* **Records from a data source**
++++++

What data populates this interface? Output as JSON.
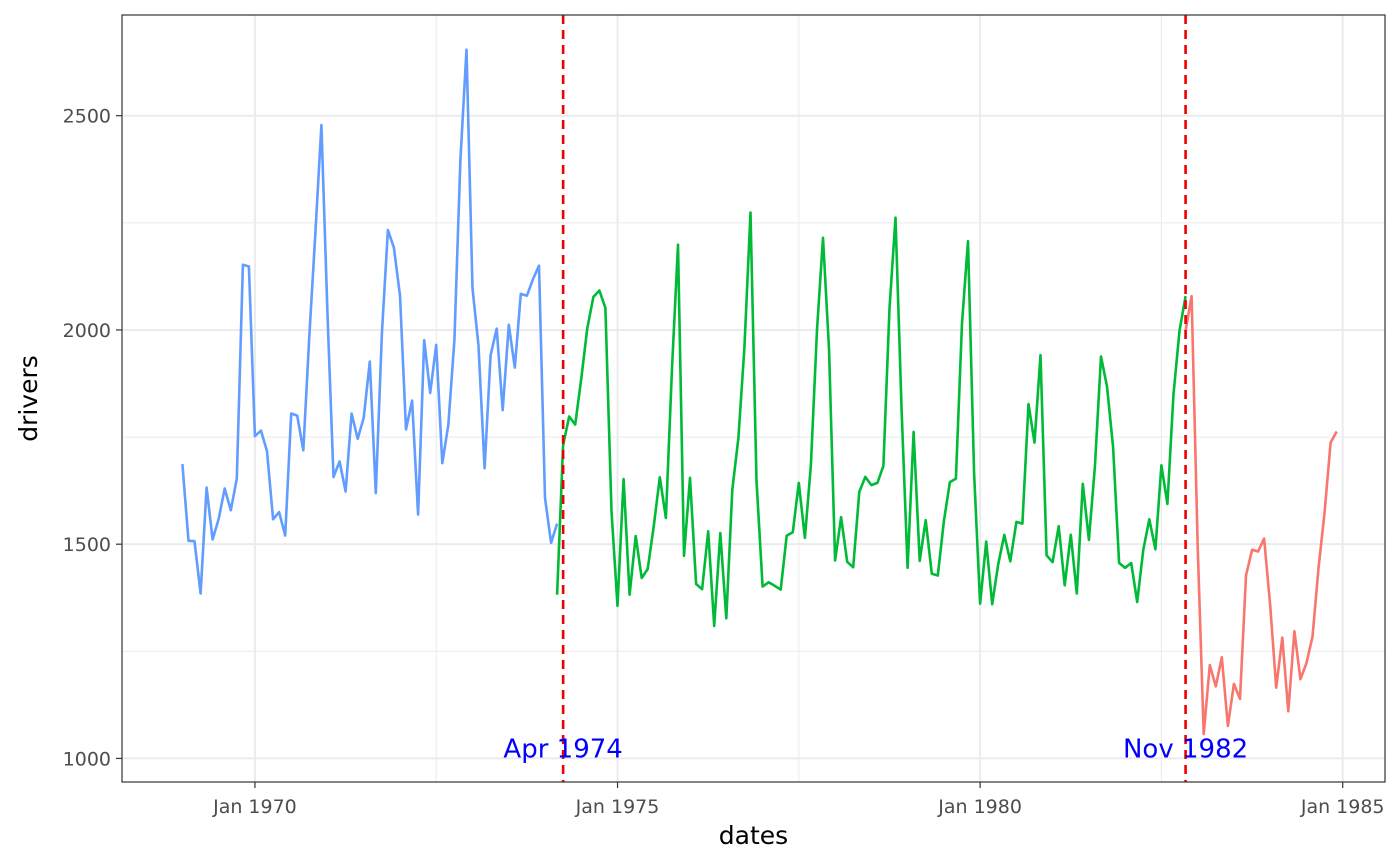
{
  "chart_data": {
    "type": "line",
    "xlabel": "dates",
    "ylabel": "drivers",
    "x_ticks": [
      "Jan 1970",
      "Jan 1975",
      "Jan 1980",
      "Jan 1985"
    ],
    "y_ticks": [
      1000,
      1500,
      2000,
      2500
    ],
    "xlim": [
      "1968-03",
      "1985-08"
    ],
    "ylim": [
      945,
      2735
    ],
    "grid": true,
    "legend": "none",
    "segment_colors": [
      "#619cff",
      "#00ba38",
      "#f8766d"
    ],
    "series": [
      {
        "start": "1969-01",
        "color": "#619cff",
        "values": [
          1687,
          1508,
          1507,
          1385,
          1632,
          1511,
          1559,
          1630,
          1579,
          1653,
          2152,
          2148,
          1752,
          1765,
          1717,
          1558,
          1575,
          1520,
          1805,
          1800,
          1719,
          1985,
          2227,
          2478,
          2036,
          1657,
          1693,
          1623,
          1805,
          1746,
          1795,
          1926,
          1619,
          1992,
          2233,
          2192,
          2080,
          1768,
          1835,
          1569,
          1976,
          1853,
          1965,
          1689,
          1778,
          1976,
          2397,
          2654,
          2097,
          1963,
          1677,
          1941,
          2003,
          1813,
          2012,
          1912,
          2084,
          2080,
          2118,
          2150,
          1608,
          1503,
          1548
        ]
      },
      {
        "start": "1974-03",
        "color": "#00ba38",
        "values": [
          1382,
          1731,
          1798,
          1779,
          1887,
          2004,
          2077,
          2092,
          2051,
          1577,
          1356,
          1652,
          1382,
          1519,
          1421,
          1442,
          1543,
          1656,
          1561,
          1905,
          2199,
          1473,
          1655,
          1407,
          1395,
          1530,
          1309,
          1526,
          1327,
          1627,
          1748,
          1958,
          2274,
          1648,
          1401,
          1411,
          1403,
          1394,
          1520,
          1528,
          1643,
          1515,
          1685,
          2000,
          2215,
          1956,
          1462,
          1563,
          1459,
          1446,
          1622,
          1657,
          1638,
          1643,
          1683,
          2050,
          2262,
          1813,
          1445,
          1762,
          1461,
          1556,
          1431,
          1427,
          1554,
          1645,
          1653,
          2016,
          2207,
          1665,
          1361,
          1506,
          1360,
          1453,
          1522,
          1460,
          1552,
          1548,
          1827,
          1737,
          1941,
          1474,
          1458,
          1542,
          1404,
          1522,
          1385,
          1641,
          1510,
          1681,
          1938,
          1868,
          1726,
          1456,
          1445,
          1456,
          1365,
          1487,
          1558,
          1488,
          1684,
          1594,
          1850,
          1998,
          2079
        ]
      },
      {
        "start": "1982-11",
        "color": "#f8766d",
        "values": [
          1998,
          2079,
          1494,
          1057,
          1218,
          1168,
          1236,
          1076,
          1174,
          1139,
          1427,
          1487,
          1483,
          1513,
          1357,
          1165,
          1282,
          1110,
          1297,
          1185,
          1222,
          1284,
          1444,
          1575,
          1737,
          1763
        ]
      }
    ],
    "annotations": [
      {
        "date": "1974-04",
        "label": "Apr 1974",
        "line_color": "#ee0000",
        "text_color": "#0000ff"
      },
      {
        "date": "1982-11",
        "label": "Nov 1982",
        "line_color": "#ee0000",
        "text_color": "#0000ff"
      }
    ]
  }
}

++++++

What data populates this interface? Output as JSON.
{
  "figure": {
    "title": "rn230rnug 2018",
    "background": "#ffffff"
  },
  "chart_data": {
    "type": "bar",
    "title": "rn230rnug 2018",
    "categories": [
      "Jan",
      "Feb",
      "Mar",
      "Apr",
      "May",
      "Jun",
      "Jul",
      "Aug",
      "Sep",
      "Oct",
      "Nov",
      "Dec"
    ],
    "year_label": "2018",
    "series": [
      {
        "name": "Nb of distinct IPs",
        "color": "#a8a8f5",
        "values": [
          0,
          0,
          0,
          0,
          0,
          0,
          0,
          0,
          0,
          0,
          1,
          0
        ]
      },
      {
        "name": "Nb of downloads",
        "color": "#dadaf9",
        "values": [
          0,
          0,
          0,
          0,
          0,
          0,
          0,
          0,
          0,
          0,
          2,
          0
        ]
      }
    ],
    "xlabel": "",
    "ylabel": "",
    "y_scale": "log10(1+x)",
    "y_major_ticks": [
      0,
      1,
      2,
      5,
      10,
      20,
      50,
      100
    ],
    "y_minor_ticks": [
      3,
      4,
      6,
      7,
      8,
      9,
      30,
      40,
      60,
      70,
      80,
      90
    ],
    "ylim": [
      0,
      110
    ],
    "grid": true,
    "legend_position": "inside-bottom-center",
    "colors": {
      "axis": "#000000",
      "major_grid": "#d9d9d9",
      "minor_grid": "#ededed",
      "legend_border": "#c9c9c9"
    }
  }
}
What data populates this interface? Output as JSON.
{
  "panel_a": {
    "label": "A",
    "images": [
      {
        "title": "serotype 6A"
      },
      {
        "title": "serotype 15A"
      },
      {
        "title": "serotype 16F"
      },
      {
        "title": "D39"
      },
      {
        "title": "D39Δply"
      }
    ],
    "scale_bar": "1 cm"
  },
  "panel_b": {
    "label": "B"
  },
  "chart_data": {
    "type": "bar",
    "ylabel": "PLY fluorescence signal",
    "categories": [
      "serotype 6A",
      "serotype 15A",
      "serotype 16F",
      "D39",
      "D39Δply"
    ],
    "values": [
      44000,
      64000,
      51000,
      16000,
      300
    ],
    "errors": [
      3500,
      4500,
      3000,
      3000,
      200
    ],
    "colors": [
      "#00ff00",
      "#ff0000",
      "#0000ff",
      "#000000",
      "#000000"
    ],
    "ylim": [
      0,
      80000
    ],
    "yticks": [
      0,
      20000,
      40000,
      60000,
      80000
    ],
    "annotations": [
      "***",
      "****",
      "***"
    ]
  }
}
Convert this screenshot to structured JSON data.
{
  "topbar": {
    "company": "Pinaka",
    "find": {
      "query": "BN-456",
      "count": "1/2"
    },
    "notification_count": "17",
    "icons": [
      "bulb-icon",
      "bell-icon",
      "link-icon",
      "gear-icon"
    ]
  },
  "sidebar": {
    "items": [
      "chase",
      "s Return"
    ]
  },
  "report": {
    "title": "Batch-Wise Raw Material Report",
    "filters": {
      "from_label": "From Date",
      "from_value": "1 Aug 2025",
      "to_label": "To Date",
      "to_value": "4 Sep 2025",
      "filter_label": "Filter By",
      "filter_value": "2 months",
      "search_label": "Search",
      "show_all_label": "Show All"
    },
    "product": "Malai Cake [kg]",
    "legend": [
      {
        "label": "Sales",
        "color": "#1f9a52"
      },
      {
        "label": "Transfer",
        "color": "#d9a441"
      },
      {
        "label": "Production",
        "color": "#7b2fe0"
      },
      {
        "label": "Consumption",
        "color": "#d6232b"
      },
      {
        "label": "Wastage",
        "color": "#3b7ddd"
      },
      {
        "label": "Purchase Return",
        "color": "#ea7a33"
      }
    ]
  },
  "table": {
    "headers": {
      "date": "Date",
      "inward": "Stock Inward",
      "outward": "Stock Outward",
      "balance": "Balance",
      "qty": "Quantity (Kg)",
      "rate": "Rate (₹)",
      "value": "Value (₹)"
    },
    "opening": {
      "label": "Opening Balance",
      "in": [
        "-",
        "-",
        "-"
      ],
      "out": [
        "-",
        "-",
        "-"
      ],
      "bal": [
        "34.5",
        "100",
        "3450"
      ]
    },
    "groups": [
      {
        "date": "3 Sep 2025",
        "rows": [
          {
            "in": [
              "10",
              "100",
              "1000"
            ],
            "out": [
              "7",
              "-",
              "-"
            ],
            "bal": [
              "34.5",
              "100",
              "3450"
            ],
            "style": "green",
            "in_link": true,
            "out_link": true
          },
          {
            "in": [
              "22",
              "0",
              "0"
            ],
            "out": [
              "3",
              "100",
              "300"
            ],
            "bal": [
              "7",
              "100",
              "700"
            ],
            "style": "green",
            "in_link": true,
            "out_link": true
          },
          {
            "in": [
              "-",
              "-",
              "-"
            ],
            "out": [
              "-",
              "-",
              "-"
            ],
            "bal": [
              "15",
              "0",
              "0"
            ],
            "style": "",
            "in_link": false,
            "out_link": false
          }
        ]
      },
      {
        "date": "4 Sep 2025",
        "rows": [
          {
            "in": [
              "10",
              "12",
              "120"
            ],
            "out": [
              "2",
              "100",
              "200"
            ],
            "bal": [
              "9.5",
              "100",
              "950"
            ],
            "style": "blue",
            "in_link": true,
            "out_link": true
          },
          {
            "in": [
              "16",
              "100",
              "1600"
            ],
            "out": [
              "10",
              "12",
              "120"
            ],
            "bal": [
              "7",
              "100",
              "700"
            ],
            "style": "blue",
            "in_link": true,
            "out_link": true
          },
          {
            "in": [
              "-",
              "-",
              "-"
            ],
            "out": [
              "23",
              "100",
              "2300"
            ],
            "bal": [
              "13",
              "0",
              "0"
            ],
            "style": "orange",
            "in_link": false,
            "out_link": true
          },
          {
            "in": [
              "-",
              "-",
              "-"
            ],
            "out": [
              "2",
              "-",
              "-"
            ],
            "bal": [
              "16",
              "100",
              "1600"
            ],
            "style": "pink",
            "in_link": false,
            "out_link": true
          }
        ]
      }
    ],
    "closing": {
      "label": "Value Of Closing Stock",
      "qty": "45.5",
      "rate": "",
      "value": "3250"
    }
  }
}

++++++

* **What you are asked to do**
Identify every line where the string "Stock" appears.

* **Written answer**
      "inward": "Stock Inward",
      "outward": "Stock Outward",
      "label": "Value Of Closing Stock",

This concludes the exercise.